**Stored data**

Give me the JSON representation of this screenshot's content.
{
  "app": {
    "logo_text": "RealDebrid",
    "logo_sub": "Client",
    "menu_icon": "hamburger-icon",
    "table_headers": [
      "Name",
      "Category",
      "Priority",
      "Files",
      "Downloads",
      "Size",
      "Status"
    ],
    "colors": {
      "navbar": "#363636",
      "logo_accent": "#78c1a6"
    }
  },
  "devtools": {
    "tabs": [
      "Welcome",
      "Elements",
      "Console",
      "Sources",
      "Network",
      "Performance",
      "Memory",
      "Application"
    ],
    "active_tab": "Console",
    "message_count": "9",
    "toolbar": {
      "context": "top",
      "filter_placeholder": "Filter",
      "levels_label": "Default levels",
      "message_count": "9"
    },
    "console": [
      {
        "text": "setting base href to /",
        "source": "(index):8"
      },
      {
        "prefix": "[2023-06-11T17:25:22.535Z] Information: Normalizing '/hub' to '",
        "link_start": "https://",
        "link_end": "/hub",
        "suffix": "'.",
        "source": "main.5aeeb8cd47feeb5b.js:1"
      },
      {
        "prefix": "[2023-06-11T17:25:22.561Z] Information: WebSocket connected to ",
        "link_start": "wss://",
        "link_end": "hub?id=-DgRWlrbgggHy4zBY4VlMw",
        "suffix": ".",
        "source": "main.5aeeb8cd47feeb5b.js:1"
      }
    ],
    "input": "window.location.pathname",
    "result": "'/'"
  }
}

**Directions**
Using the exact wording, write out all of the records.

**Answer to this problem**
Give me the JSON representation of this screenshot's content.
{
  "app": {
    "logo_text": "RealDebrid",
    "logo_sub": "Client",
    "menu_icon": "hamburger-icon",
    "table_headers": [
      "Name",
      "Category",
      "Priority",
      "Files",
      "Downloads",
      "Size",
      "Status"
    ],
    "colors": {
      "navbar": "#363636",
      "logo_accent": "#78c1a6"
    }
  },
  "devtools": {
    "tabs": [
      "Welcome",
      "Elements",
      "Console",
      "Sources",
      "Network",
      "Performance",
      "Memory",
      "Application"
    ],
    "active_tab": "Console",
    "message_count": "9",
    "toolbar": {
      "context": "top",
      "filter_placeholder": "Filter",
      "levels_label": "Default levels",
      "message_count": "9"
    },
    "console": [
      {
        "text": "setting base href to /",
        "source": "(index):8"
      },
      {
        "prefix": "[2023-06-11T17:25:22.535Z] Information: Normalizing '/hub' to '",
        "link_start": "https://",
        "link_end": "/hub",
        "suffix": "'.",
        "source": "main.5aeeb8cd47feeb5b.js:1"
      },
      {
        "prefix": "[2023-06-11T17:25:22.561Z] Information: WebSocket connected to ",
        "link_start": "wss://",
        "link_end": "hub?id=-DgRWlrbgggHy4zBY4VlMw",
        "suffix": ".",
        "source": "main.5aeeb8cd47feeb5b.js:1"
      }
    ],
    "input": "window.location.pathname",
    "result": "'/'"
  }
}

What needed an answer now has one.